- **EXERCISE PROMPT**
Repeat every line of the listing below exactly, minus the pictures.

★ ★ ★ ★ ★ ★ ★

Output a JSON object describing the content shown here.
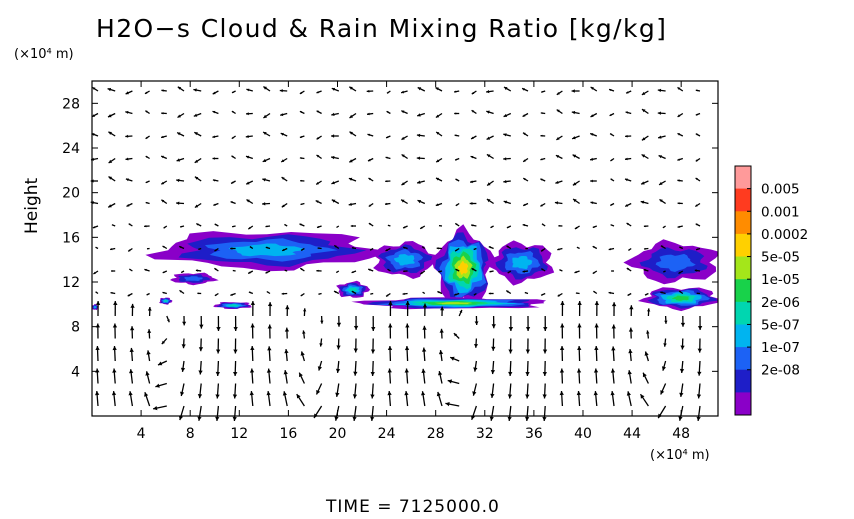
{
  "chart_data": {
    "type": "heatmap",
    "title": "H2O−s Cloud & Rain Mixing Ratio [kg/kg]",
    "ylabel": "Height",
    "y_unit": "(×10⁴ m)",
    "x_unit": "(×10⁴ m)",
    "xlim": [
      0,
      51
    ],
    "ylim": [
      0,
      30
    ],
    "x_ticks": [
      4,
      8,
      12,
      16,
      20,
      24,
      28,
      32,
      36,
      40,
      44,
      48
    ],
    "y_ticks": [
      4,
      8,
      12,
      16,
      20,
      24,
      28
    ],
    "colorbar": {
      "labels": [
        "0.005",
        "0.001",
        "0.0002",
        "5e-05",
        "1e-05",
        "2e-06",
        "5e-07",
        "1e-07",
        "2e-08"
      ],
      "colors": [
        "#ff9a9a",
        "#ff3b1f",
        "#ff8c00",
        "#ffd000",
        "#a4e61a",
        "#18d24a",
        "#00d6b0",
        "#00b4f0",
        "#1c62f5",
        "#1e1ec8",
        "#8a00c8"
      ]
    },
    "overlay": "wind vector arrows",
    "cloud_features": [
      {
        "x": [
          5.5,
          23.0
        ],
        "y": [
          13.2,
          16.5
        ],
        "peak": 3,
        "note": "upper anvil layer"
      },
      {
        "x": [
          23.0,
          28.0
        ],
        "y": [
          12.5,
          15.5
        ],
        "peak": 3
      },
      {
        "x": [
          28.0,
          32.5
        ],
        "y": [
          10.0,
          16.5
        ],
        "peak": 7,
        "note": "convective core"
      },
      {
        "x": [
          32.5,
          37.5
        ],
        "y": [
          12.0,
          15.5
        ],
        "peak": 3
      },
      {
        "x": [
          6.5,
          10.0
        ],
        "y": [
          11.8,
          12.8
        ],
        "peak": 2
      },
      {
        "x": [
          20.0,
          22.5
        ],
        "y": [
          10.6,
          12.0
        ],
        "peak": 4
      },
      {
        "x": [
          22.0,
          37.0
        ],
        "y": [
          9.6,
          10.6
        ],
        "peak": 6,
        "note": "low cloud layer"
      },
      {
        "x": [
          10.0,
          13.0
        ],
        "y": [
          9.6,
          10.2
        ],
        "peak": 4
      },
      {
        "x": [
          5.5,
          6.5
        ],
        "y": [
          10.0,
          10.6
        ],
        "peak": 4
      },
      {
        "x": [
          0.0,
          0.5
        ],
        "y": [
          9.5,
          10.0
        ],
        "peak": 3
      },
      {
        "x": [
          44.0,
          51.0
        ],
        "y": [
          12.0,
          15.5
        ],
        "peak": 2,
        "note": "right anvil"
      },
      {
        "x": [
          45.0,
          51.0
        ],
        "y": [
          9.6,
          11.5
        ],
        "peak": 5
      }
    ],
    "grid": false
  },
  "footer": {
    "time_label": "TIME  =  7125000.0"
  }
}
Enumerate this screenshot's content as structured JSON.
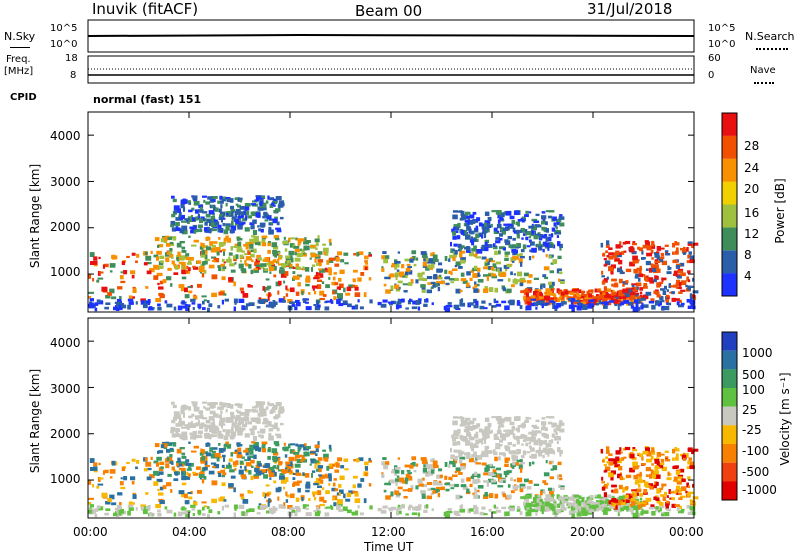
{
  "header": {
    "station": "Inuvik (fitACF)",
    "beam": "Beam 00",
    "date": "31/Jul/2018"
  },
  "noise_panel": {
    "left_label": "N.Sky",
    "left_ticks": [
      "10^5",
      "10^0"
    ],
    "right_ticks": [
      "10^5",
      "10^0"
    ],
    "right_label": "N.Search"
  },
  "freq_panel": {
    "left_label_1": "Freq.",
    "left_label_2": "[MHz]",
    "left_ticks": [
      "18",
      "8"
    ],
    "right_ticks": [
      "60",
      "0"
    ],
    "right_label": "Nave"
  },
  "cpid": {
    "label": "CPID",
    "value": "normal (fast) 151"
  },
  "chart_data": [
    {
      "type": "heatmap",
      "quantity": "Power",
      "ylabel": "Slant Range [km]",
      "ylim": [
        180,
        4500
      ],
      "yticks": [
        "1000",
        "2000",
        "3000",
        "4000"
      ],
      "xlabel": "",
      "colorbar_label": "Power [dB]",
      "colorbar_ticks": [
        "4",
        "8",
        "12",
        "16",
        "20",
        "24",
        "28"
      ],
      "colorbar_colors": [
        "#1e32ff",
        "#2a5ea8",
        "#3e8d5a",
        "#a0c040",
        "#f0d000",
        "#f89000",
        "#f05000",
        "#e81010"
      ]
    },
    {
      "type": "heatmap",
      "quantity": "Velocity",
      "ylabel": "Slant Range [km]",
      "ylim": [
        180,
        4500
      ],
      "yticks": [
        "1000",
        "2000",
        "3000",
        "4000"
      ],
      "xlabel": "Time UT",
      "xticks": [
        "00:00",
        "04:00",
        "08:00",
        "12:00",
        "16:00",
        "20:00",
        "00:00"
      ],
      "colorbar_label": "Velocity [m s⁻¹]",
      "colorbar_ticks": [
        "1000",
        "500",
        "100",
        "25",
        "-25",
        "-100",
        "-500",
        "-1000"
      ],
      "colorbar_colors": [
        "#2040c0",
        "#2a70a0",
        "#3a9a60",
        "#60c040",
        "#c8c8c0",
        "#f8b800",
        "#f88000",
        "#f04010",
        "#e00000"
      ]
    }
  ]
}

★ ★ ★ ★ ★ ★ ★

- **COMPLETED EXERCISE**
Output a JSON object describing the content shown here.
{
  "chart_data": {
    "type": "heatmap",
    "title": "H2O−s Cloud & Rain Mixing Ratio [kg/kg]",
    "ylabel": "Height",
    "y_unit": "(×10⁴ m)",
    "x_unit": "(×10⁴ m)",
    "xlim": [
      0,
      51
    ],
    "ylim": [
      0,
      30
    ],
    "x_ticks": [
      4,
      8,
      12,
      16,
      20,
      24,
      28,
      32,
      36,
      40,
      44,
      48
    ],
    "y_ticks": [
      4,
      8,
      12,
      16,
      20,
      24,
      28
    ],
    "colorbar": {
      "labels": [
        "0.005",
        "0.001",
        "0.0002",
        "5e-05",
        "1e-05",
        "2e-06",
        "5e-07",
        "1e-07",
        "2e-08"
      ],
      "colors": [
        "#ff9a9a",
        "#ff3b1f",
        "#ff8c00",
        "#ffd000",
        "#a4e61a",
        "#18d24a",
        "#00d6b0",
        "#00b4f0",
        "#1c62f5",
        "#1e1ec8",
        "#8a00c8"
      ]
    },
    "overlay": "wind vector arrows",
    "cloud_features": [
      {
        "x": [
          5.5,
          23.0
        ],
        "y": [
          13.2,
          16.5
        ],
        "peak": 3,
        "note": "upper anvil layer"
      },
      {
        "x": [
          23.0,
          28.0
        ],
        "y": [
          12.5,
          15.5
        ],
        "peak": 3
      },
      {
        "x": [
          28.0,
          32.5
        ],
        "y": [
          10.0,
          16.5
        ],
        "peak": 7,
        "note": "convective core"
      },
      {
        "x": [
          32.5,
          37.5
        ],
        "y": [
          12.0,
          15.5
        ],
        "peak": 3
      },
      {
        "x": [
          6.5,
          10.0
        ],
        "y": [
          11.8,
          12.8
        ],
        "peak": 2
      },
      {
        "x": [
          20.0,
          22.5
        ],
        "y": [
          10.6,
          12.0
        ],
        "peak": 4
      },
      {
        "x": [
          22.0,
          37.0
        ],
        "y": [
          9.6,
          10.6
        ],
        "peak": 6,
        "note": "low cloud layer"
      },
      {
        "x": [
          10.0,
          13.0
        ],
        "y": [
          9.6,
          10.2
        ],
        "peak": 4
      },
      {
        "x": [
          5.5,
          6.5
        ],
        "y": [
          10.0,
          10.6
        ],
        "peak": 4
      },
      {
        "x": [
          0.0,
          0.5
        ],
        "y": [
          9.5,
          10.0
        ],
        "peak": 3
      },
      {
        "x": [
          44.0,
          51.0
        ],
        "y": [
          12.0,
          15.5
        ],
        "peak": 2,
        "note": "right anvil"
      },
      {
        "x": [
          45.0,
          51.0
        ],
        "y": [
          9.6,
          11.5
        ],
        "peak": 5
      }
    ],
    "grid": false
  },
  "footer": {
    "time_label": "TIME  =  7125000.0"
  }
}
Enumerate this screenshot's content as structured JSON.
{
  "header": {
    "station": "Inuvik (fitACF)",
    "beam": "Beam 00",
    "date": "31/Jul/2018"
  },
  "noise_panel": {
    "left_label": "N.Sky",
    "left_ticks": [
      "10^5",
      "10^0"
    ],
    "right_ticks": [
      "10^5",
      "10^0"
    ],
    "right_label": "N.Search"
  },
  "freq_panel": {
    "left_label_1": "Freq.",
    "left_label_2": "[MHz]",
    "left_ticks": [
      "18",
      "8"
    ],
    "right_ticks": [
      "60",
      "0"
    ],
    "right_label": "Nave"
  },
  "cpid": {
    "label": "CPID",
    "value": "normal (fast) 151"
  },
  "chart_data": [
    {
      "type": "heatmap",
      "quantity": "Power",
      "ylabel": "Slant Range [km]",
      "ylim": [
        180,
        4500
      ],
      "yticks": [
        "1000",
        "2000",
        "3000",
        "4000"
      ],
      "xlabel": "",
      "colorbar_label": "Power [dB]",
      "colorbar_ticks": [
        "4",
        "8",
        "12",
        "16",
        "20",
        "24",
        "28"
      ],
      "colorbar_colors": [
        "#1e32ff",
        "#2a5ea8",
        "#3e8d5a",
        "#a0c040",
        "#f0d000",
        "#f89000",
        "#f05000",
        "#e81010"
      ]
    },
    {
      "type": "heatmap",
      "quantity": "Velocity",
      "ylabel": "Slant Range [km]",
      "ylim": [
        180,
        4500
      ],
      "yticks": [
        "1000",
        "2000",
        "3000",
        "4000"
      ],
      "xlabel": "Time UT",
      "xticks": [
        "00:00",
        "04:00",
        "08:00",
        "12:00",
        "16:00",
        "20:00",
        "00:00"
      ],
      "colorbar_label": "Velocity [m s⁻¹]",
      "colorbar_ticks": [
        "1000",
        "500",
        "100",
        "25",
        "-25",
        "-100",
        "-500",
        "-1000"
      ],
      "colorbar_colors": [
        "#2040c0",
        "#2a70a0",
        "#3a9a60",
        "#60c040",
        "#c8c8c0",
        "#f8b800",
        "#f88000",
        "#f04010",
        "#e00000"
      ]
    }
  ]
}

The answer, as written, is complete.